* [Given records]:
______________________________

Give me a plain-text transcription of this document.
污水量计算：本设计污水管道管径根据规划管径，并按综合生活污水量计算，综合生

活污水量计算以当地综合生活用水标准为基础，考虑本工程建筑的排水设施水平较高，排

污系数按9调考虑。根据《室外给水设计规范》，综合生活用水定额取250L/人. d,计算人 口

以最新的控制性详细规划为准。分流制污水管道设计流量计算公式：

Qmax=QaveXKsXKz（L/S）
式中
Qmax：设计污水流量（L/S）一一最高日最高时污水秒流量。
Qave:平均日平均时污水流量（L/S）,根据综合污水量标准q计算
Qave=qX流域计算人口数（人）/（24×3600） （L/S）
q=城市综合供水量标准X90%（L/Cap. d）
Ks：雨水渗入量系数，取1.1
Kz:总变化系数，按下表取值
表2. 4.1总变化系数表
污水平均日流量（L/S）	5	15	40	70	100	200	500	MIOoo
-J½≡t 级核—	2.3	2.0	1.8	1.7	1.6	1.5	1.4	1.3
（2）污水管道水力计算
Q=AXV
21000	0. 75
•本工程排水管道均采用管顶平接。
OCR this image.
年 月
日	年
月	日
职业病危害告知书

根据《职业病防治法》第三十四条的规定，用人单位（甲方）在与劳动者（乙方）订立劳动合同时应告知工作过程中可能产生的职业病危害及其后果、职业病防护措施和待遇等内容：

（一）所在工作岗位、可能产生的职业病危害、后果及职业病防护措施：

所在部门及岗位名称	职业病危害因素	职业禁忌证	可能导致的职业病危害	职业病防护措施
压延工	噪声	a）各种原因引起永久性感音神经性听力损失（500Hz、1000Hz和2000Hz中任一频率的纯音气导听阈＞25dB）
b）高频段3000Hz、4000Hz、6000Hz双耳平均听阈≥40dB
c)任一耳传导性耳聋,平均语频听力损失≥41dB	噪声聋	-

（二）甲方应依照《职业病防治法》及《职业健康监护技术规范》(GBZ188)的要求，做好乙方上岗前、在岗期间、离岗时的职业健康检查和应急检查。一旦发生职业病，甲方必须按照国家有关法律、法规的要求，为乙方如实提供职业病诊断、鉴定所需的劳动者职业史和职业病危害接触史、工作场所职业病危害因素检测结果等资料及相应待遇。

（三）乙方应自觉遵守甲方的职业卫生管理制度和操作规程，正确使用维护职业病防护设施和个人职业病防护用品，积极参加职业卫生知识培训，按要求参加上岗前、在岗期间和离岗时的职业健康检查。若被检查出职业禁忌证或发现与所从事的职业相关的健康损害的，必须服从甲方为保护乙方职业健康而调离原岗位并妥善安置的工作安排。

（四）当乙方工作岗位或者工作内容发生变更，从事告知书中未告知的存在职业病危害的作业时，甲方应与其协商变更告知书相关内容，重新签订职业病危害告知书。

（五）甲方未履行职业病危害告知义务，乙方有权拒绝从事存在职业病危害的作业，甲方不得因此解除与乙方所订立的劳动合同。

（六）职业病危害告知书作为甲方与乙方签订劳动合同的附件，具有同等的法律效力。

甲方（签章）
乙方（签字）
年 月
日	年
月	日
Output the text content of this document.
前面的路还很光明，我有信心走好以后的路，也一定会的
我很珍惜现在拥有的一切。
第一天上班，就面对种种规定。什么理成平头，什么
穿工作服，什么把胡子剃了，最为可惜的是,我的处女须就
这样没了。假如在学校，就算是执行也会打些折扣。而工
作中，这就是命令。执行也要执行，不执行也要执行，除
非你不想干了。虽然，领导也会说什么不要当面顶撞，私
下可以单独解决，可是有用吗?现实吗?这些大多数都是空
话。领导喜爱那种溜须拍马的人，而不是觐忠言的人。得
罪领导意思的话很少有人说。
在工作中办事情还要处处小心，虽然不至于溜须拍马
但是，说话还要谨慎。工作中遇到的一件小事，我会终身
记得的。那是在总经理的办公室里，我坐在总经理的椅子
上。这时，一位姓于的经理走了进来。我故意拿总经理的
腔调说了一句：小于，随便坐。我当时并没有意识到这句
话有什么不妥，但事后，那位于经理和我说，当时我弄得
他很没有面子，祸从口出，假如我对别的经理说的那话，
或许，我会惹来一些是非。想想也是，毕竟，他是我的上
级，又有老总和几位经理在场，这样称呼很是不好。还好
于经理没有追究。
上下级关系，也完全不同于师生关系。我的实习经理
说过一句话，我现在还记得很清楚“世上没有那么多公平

______________________________

* [What to do]: Scan the material above for the word "Qmax". Copy each line where it occurs.

* [Solution below]:
Qmax=QaveXKsXKz（L/S）
Qmax：设计污水流量（L/S）一一最高日最高时污水秒流量。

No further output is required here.